What the task requires
Nothing but the lines from the one containing "Decode this image" to the end of the data should be returned, exactly as written; pictures are omitted.
################
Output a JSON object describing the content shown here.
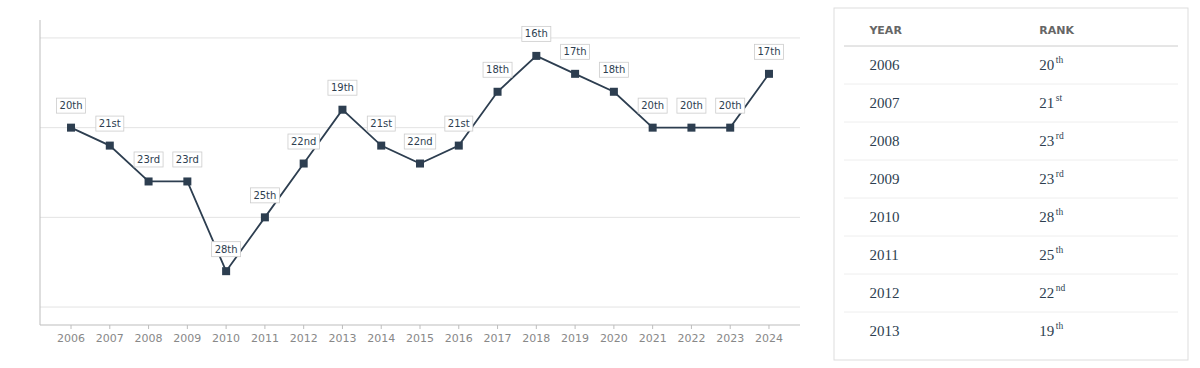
{
  "chart_data": [
    {
      "type": "line",
      "x": [
        2006,
        2007,
        2008,
        2009,
        2010,
        2011,
        2012,
        2013,
        2014,
        2015,
        2016,
        2017,
        2018,
        2019,
        2020,
        2021,
        2022,
        2023,
        2024
      ],
      "values": [
        20,
        21,
        23,
        23,
        28,
        25,
        22,
        19,
        21,
        22,
        21,
        18,
        16,
        17,
        18,
        20,
        20,
        20,
        17
      ],
      "value_labels": [
        "20th",
        "21st",
        "23rd",
        "23rd",
        "28th",
        "25th",
        "22nd",
        "19th",
        "21st",
        "22nd",
        "21st",
        "18th",
        "16th",
        "17th",
        "18th",
        "20th",
        "20th",
        "20th",
        "17th"
      ],
      "color": "#2d3e50",
      "marker": "square",
      "xlim": [
        2005.2,
        2024.8
      ],
      "xticks": [
        2006,
        2007,
        2008,
        2009,
        2010,
        2011,
        2012,
        2013,
        2014,
        2015,
        2016,
        2017,
        2018,
        2019,
        2020,
        2021,
        2022,
        2023,
        2024
      ],
      "ylim": [
        31,
        14
      ],
      "yticks": [
        15,
        20,
        25,
        30
      ],
      "grid": true,
      "tick_labels": "x",
      "data_labels": true
    },
    {
      "type": "table",
      "columns": [
        "YEAR",
        "RANK"
      ],
      "years": [
        2006,
        2007,
        2008,
        2009,
        2010,
        2011,
        2012,
        2013
      ],
      "values": [
        20,
        21,
        23,
        23,
        28,
        25,
        22,
        19
      ],
      "suffixes": [
        "th",
        "st",
        "rd",
        "rd",
        "th",
        "th",
        "nd",
        "th"
      ]
    }
  ]
}
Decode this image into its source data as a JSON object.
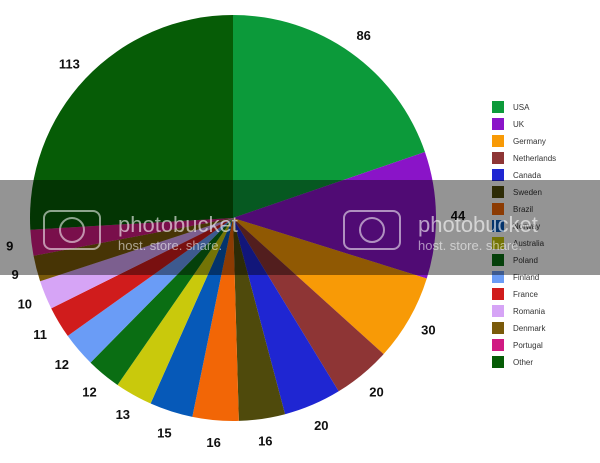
{
  "chart_data": {
    "type": "pie",
    "title": "",
    "slices": [
      {
        "label": "USA",
        "value": 86,
        "color": "#0c9a3a"
      },
      {
        "label": "UK",
        "value": 44,
        "color": "#8a14c8"
      },
      {
        "label": "Germany",
        "value": 30,
        "color": "#f89a06"
      },
      {
        "label": "Netherlands",
        "value": 20,
        "color": "#8e3535"
      },
      {
        "label": "Canada",
        "value": 20,
        "color": "#1f26d2"
      },
      {
        "label": "Sweden",
        "value": 16,
        "color": "#4f4a0c"
      },
      {
        "label": "Brazil",
        "value": 16,
        "color": "#f26606"
      },
      {
        "label": "Norway",
        "value": 15,
        "color": "#0659b8"
      },
      {
        "label": "Australia",
        "value": 13,
        "color": "#c9c90c"
      },
      {
        "label": "Poland",
        "value": 12,
        "color": "#0a6e13"
      },
      {
        "label": "Finland",
        "value": 12,
        "color": "#6a9cf6"
      },
      {
        "label": "France",
        "value": 11,
        "color": "#d01c1c"
      },
      {
        "label": "Romania",
        "value": 10,
        "color": "#d6a4f6"
      },
      {
        "label": "Denmark",
        "value": 9,
        "color": "#7a5a0a"
      },
      {
        "label": "Portugal",
        "value": 9,
        "color": "#d01a82"
      },
      {
        "label": "Other",
        "value": 113,
        "color": "#065c06"
      }
    ],
    "legend_position": "right",
    "value_labels_shown": true
  },
  "watermark": {
    "brand": "photobucket",
    "tagline": "host. store. share."
  }
}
################
Completed exercise
Decode this image into its source data as a JSON object.
{
  "chart_data": {
    "type": "pie",
    "title": "",
    "slices": [
      {
        "label": "USA",
        "value": 86,
        "color": "#0c9a3a"
      },
      {
        "label": "UK",
        "value": 44,
        "color": "#8a14c8"
      },
      {
        "label": "Germany",
        "value": 30,
        "color": "#f89a06"
      },
      {
        "label": "Netherlands",
        "value": 20,
        "color": "#8e3535"
      },
      {
        "label": "Canada",
        "value": 20,
        "color": "#1f26d2"
      },
      {
        "label": "Sweden",
        "value": 16,
        "color": "#4f4a0c"
      },
      {
        "label": "Brazil",
        "value": 16,
        "color": "#f26606"
      },
      {
        "label": "Norway",
        "value": 15,
        "color": "#0659b8"
      },
      {
        "label": "Australia",
        "value": 13,
        "color": "#c9c90c"
      },
      {
        "label": "Poland",
        "value": 12,
        "color": "#0a6e13"
      },
      {
        "label": "Finland",
        "value": 12,
        "color": "#6a9cf6"
      },
      {
        "label": "France",
        "value": 11,
        "color": "#d01c1c"
      },
      {
        "label": "Romania",
        "value": 10,
        "color": "#d6a4f6"
      },
      {
        "label": "Denmark",
        "value": 9,
        "color": "#7a5a0a"
      },
      {
        "label": "Portugal",
        "value": 9,
        "color": "#d01a82"
      },
      {
        "label": "Other",
        "value": 113,
        "color": "#065c06"
      }
    ],
    "legend_position": "right",
    "value_labels_shown": true
  },
  "watermark": {
    "brand": "photobucket",
    "tagline": "host. store. share."
  }
}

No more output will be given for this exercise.